◆ Given task ◆
Repeat the material verbatim and drop the pictures.

◆ Extracted material ◆
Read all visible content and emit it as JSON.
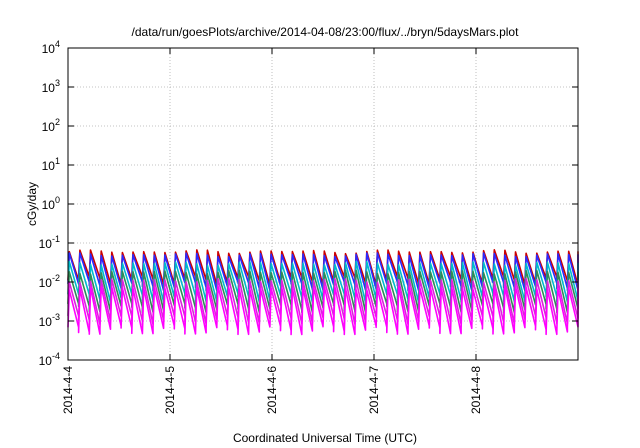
{
  "chart_data": {
    "type": "line",
    "title": "/data/run/goesPlots/archive/2014-04-08/23:00/flux/../bryn/5daysMars.plot",
    "xlabel": "Coordinated Universal Time (UTC)",
    "ylabel": "cGy/day",
    "yscale": "log",
    "ylim": [
      0.0001,
      10000
    ],
    "xlim": [
      "2014-04-04",
      "2014-04-09"
    ],
    "grid": true,
    "x_ticks": [
      "2014-4-4",
      "2014-4-5",
      "2014-4-6",
      "2014-4-7",
      "2014-4-8"
    ],
    "y_ticks": [
      {
        "base": "10",
        "exp": "-4"
      },
      {
        "base": "10",
        "exp": "-3"
      },
      {
        "base": "10",
        "exp": "-2"
      },
      {
        "base": "10",
        "exp": "-1"
      },
      {
        "base": "10",
        "exp": "0"
      },
      {
        "base": "10",
        "exp": "1"
      },
      {
        "base": "10",
        "exp": "2"
      },
      {
        "base": "10",
        "exp": "3"
      },
      {
        "base": "10",
        "exp": "4"
      }
    ],
    "cycle_hours": 2.5,
    "series": [
      {
        "color": "#cc0000",
        "peak": 0.06,
        "trough": 0.011
      },
      {
        "color": "#2a2aff",
        "peak": 0.05,
        "trough": 0.008
      },
      {
        "color": "#00bbcc",
        "peak": 0.03,
        "trough": 0.004
      },
      {
        "color": "#2e8b57",
        "peak": 0.018,
        "trough": 0.0022
      },
      {
        "color": "#dd22dd",
        "peak": 0.011,
        "trough": 0.0011
      },
      {
        "color": "#ff00ff",
        "peak": 0.007,
        "trough": 0.0006
      }
    ]
  }
}
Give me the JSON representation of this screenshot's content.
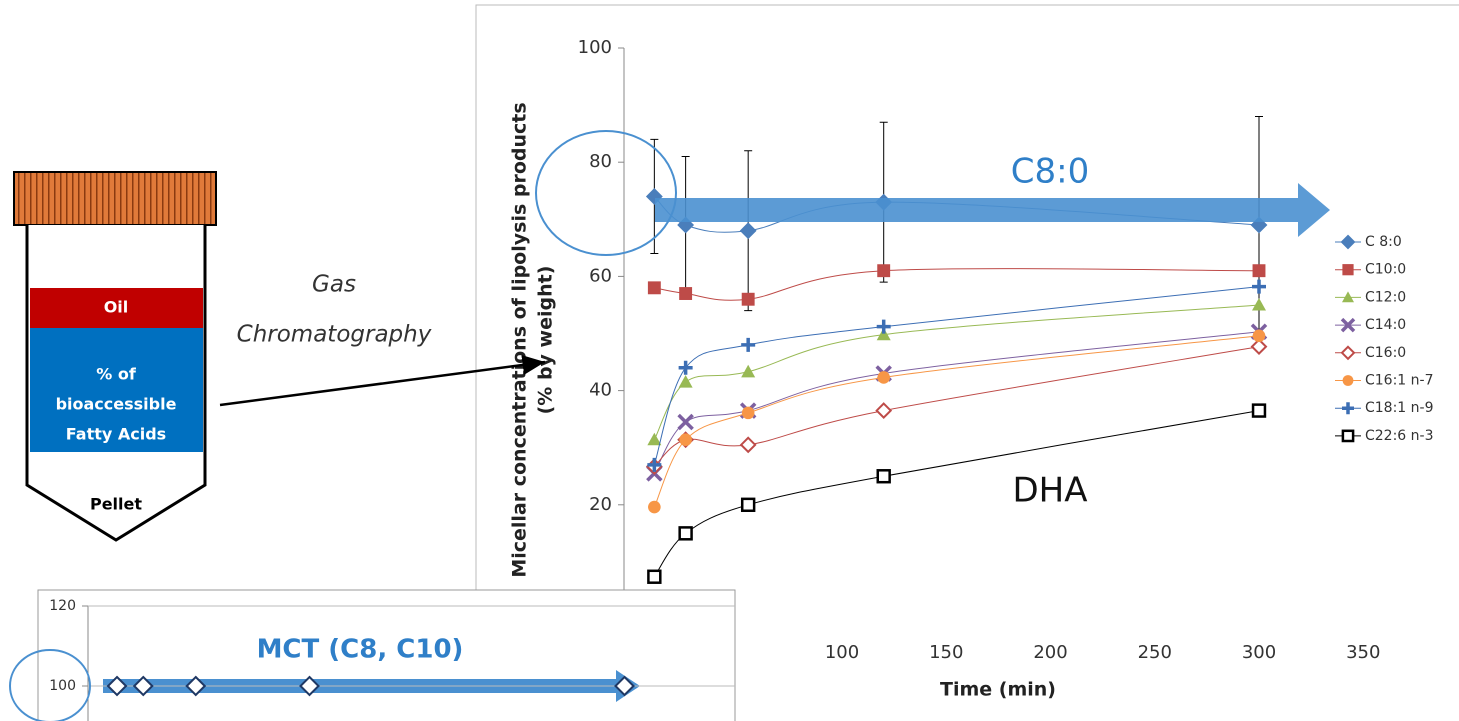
{
  "diagram": {
    "tube": {
      "oil": "Oil",
      "fraction": [
        "% of",
        "bioaccessible",
        "Fatty Acids"
      ],
      "pellet": "Pellet"
    },
    "method": [
      "Gas",
      "Chromatography"
    ]
  },
  "chart_data": [
    {
      "type": "line",
      "y_label": [
        "Micellar concentrations of lipolysis products",
        "(% by weight)"
      ],
      "x_label": "Time (min)",
      "annotations": [
        "C8:0",
        "DHA"
      ],
      "xlim": [
        0,
        350
      ],
      "xticks": [
        100,
        150,
        200,
        250,
        300,
        350
      ],
      "ylim": [
        0,
        100
      ],
      "yticks": [
        20,
        40,
        60,
        80,
        100
      ],
      "legend": "right",
      "x": [
        10,
        25,
        55,
        120,
        300
      ],
      "series": [
        {
          "name": "C 8:0",
          "color": "#4a7ebb",
          "marker": "diamond",
          "values": [
            74,
            69,
            68,
            73,
            69
          ],
          "errors": [
            10,
            12,
            14,
            14,
            19
          ]
        },
        {
          "name": "C10:0",
          "color": "#be4b48",
          "marker": "square",
          "values": [
            58,
            57,
            56,
            61,
            61
          ]
        },
        {
          "name": "C12:0",
          "color": "#98b954",
          "marker": "triangle",
          "values": [
            31.4,
            41.5,
            43.3,
            49.8,
            55
          ]
        },
        {
          "name": "C14:0",
          "color": "#7d60a0",
          "marker": "x",
          "values": [
            25.5,
            34.5,
            36.5,
            43,
            50.3
          ]
        },
        {
          "name": "C16:0",
          "color": "#be4b48",
          "marker": "diamond-open",
          "values": [
            26.7,
            31.4,
            30.5,
            36.5,
            47.7
          ]
        },
        {
          "name": "C16:1 n-7",
          "color": "#f79646",
          "marker": "circle",
          "values": [
            19.6,
            31.4,
            36.1,
            42.3,
            49.6
          ]
        },
        {
          "name": "C18:1 n-9",
          "color": "#3c6eb4",
          "marker": "plus",
          "values": [
            27,
            44,
            48,
            51.2,
            58.2
          ]
        },
        {
          "name": "C22:6 n-3",
          "color": "#000000",
          "marker": "square-open",
          "values": [
            7.4,
            15,
            20,
            25,
            36.5
          ]
        }
      ]
    },
    {
      "type": "line",
      "annotations": [
        "MCT (C8, C10)"
      ],
      "xlim": [
        0,
        350
      ],
      "ylim": [
        90,
        120
      ],
      "yticks": [
        100,
        120
      ],
      "x": [
        10,
        25,
        55,
        120,
        300
      ],
      "series": [
        {
          "color": "#1f3864",
          "marker": "diamond-open",
          "values": [
            100,
            100,
            100,
            100,
            100
          ]
        }
      ]
    }
  ]
}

◆ Solution below ◆
Read all visible content and emit it as JSON.
{
  "chart_data": {
    "type": "line",
    "title": "/data/run/goesPlots/archive/2014-04-08/23:00/flux/../bryn/5daysMars.plot",
    "xlabel": "Coordinated Universal Time (UTC)",
    "ylabel": "cGy/day",
    "yscale": "log",
    "ylim": [
      0.0001,
      10000
    ],
    "xlim": [
      "2014-04-04",
      "2014-04-09"
    ],
    "grid": true,
    "x_ticks": [
      "2014-4-4",
      "2014-4-5",
      "2014-4-6",
      "2014-4-7",
      "2014-4-8"
    ],
    "y_ticks": [
      {
        "base": "10",
        "exp": "-4"
      },
      {
        "base": "10",
        "exp": "-3"
      },
      {
        "base": "10",
        "exp": "-2"
      },
      {
        "base": "10",
        "exp": "-1"
      },
      {
        "base": "10",
        "exp": "0"
      },
      {
        "base": "10",
        "exp": "1"
      },
      {
        "base": "10",
        "exp": "2"
      },
      {
        "base": "10",
        "exp": "3"
      },
      {
        "base": "10",
        "exp": "4"
      }
    ],
    "cycle_hours": 2.5,
    "series": [
      {
        "color": "#cc0000",
        "peak": 0.06,
        "trough": 0.011
      },
      {
        "color": "#2a2aff",
        "peak": 0.05,
        "trough": 0.008
      },
      {
        "color": "#00bbcc",
        "peak": 0.03,
        "trough": 0.004
      },
      {
        "color": "#2e8b57",
        "peak": 0.018,
        "trough": 0.0022
      },
      {
        "color": "#dd22dd",
        "peak": 0.011,
        "trough": 0.0011
      },
      {
        "color": "#ff00ff",
        "peak": 0.007,
        "trough": 0.0006
      }
    ]
  }
}
Give me the JSON representation of this screenshot's content.
{
  "diagram": {
    "tube": {
      "oil": "Oil",
      "fraction": [
        "% of",
        "bioaccessible",
        "Fatty Acids"
      ],
      "pellet": "Pellet"
    },
    "method": [
      "Gas",
      "Chromatography"
    ]
  },
  "chart_data": [
    {
      "type": "line",
      "y_label": [
        "Micellar concentrations of lipolysis products",
        "(% by weight)"
      ],
      "x_label": "Time (min)",
      "annotations": [
        "C8:0",
        "DHA"
      ],
      "xlim": [
        0,
        350
      ],
      "xticks": [
        100,
        150,
        200,
        250,
        300,
        350
      ],
      "ylim": [
        0,
        100
      ],
      "yticks": [
        20,
        40,
        60,
        80,
        100
      ],
      "legend": "right",
      "x": [
        10,
        25,
        55,
        120,
        300
      ],
      "series": [
        {
          "name": "C 8:0",
          "color": "#4a7ebb",
          "marker": "diamond",
          "values": [
            74,
            69,
            68,
            73,
            69
          ],
          "errors": [
            10,
            12,
            14,
            14,
            19
          ]
        },
        {
          "name": "C10:0",
          "color": "#be4b48",
          "marker": "square",
          "values": [
            58,
            57,
            56,
            61,
            61
          ]
        },
        {
          "name": "C12:0",
          "color": "#98b954",
          "marker": "triangle",
          "values": [
            31.4,
            41.5,
            43.3,
            49.8,
            55
          ]
        },
        {
          "name": "C14:0",
          "color": "#7d60a0",
          "marker": "x",
          "values": [
            25.5,
            34.5,
            36.5,
            43,
            50.3
          ]
        },
        {
          "name": "C16:0",
          "color": "#be4b48",
          "marker": "diamond-open",
          "values": [
            26.7,
            31.4,
            30.5,
            36.5,
            47.7
          ]
        },
        {
          "name": "C16:1 n-7",
          "color": "#f79646",
          "marker": "circle",
          "values": [
            19.6,
            31.4,
            36.1,
            42.3,
            49.6
          ]
        },
        {
          "name": "C18:1 n-9",
          "color": "#3c6eb4",
          "marker": "plus",
          "values": [
            27,
            44,
            48,
            51.2,
            58.2
          ]
        },
        {
          "name": "C22:6 n-3",
          "color": "#000000",
          "marker": "square-open",
          "values": [
            7.4,
            15,
            20,
            25,
            36.5
          ]
        }
      ]
    },
    {
      "type": "line",
      "annotations": [
        "MCT (C8, C10)"
      ],
      "xlim": [
        0,
        350
      ],
      "ylim": [
        90,
        120
      ],
      "yticks": [
        100,
        120
      ],
      "x": [
        10,
        25,
        55,
        120,
        300
      ],
      "series": [
        {
          "color": "#1f3864",
          "marker": "diamond-open",
          "values": [
            100,
            100,
            100,
            100,
            100
          ]
        }
      ]
    }
  ]
}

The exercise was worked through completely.